REQUIRED WORK:
Search the records for the word "parmağı" and pick out every line that has it.

----------------------------------------

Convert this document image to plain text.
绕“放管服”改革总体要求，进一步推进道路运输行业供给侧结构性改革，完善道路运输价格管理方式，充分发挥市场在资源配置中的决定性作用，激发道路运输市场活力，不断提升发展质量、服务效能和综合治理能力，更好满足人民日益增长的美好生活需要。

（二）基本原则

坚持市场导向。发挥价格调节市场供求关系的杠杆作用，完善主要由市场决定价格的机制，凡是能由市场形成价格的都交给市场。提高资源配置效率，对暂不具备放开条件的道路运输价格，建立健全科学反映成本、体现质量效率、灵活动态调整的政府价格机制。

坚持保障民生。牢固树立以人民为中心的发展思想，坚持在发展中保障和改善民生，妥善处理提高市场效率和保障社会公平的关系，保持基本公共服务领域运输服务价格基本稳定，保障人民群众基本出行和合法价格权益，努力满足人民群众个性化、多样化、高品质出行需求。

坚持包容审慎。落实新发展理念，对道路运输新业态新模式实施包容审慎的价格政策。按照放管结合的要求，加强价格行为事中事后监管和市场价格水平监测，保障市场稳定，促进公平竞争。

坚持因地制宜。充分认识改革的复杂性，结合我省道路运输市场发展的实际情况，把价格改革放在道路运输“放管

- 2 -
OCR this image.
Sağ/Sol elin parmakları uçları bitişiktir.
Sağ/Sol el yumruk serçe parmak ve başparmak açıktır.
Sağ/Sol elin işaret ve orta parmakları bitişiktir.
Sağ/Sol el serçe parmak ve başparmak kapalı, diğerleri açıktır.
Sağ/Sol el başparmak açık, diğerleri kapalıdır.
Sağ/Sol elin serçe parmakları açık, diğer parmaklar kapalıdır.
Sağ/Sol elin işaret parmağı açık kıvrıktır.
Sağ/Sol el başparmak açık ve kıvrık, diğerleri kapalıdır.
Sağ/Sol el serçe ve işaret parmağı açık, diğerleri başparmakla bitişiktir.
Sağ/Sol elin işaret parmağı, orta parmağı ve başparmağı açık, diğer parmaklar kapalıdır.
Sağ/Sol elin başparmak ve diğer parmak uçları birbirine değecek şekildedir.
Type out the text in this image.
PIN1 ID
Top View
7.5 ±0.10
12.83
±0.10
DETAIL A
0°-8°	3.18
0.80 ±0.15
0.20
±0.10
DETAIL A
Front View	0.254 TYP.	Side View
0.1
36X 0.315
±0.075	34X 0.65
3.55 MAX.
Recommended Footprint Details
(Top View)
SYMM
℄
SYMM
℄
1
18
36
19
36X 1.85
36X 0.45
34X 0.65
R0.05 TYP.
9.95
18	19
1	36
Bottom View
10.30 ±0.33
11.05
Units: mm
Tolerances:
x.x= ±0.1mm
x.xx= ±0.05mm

----------------------------------------

RESPONSE FOR THIS EXERCISE:
Sağ/Sol elin işaret parmağı açık kıvrıktır.
Sağ/Sol el serçe ve işaret parmağı açık, diğerleri başparmakla bitişiktir.
Sağ/Sol elin işaret parmağı, orta parmağı ve başparmağı açık, diğer parmaklar kapalıdır.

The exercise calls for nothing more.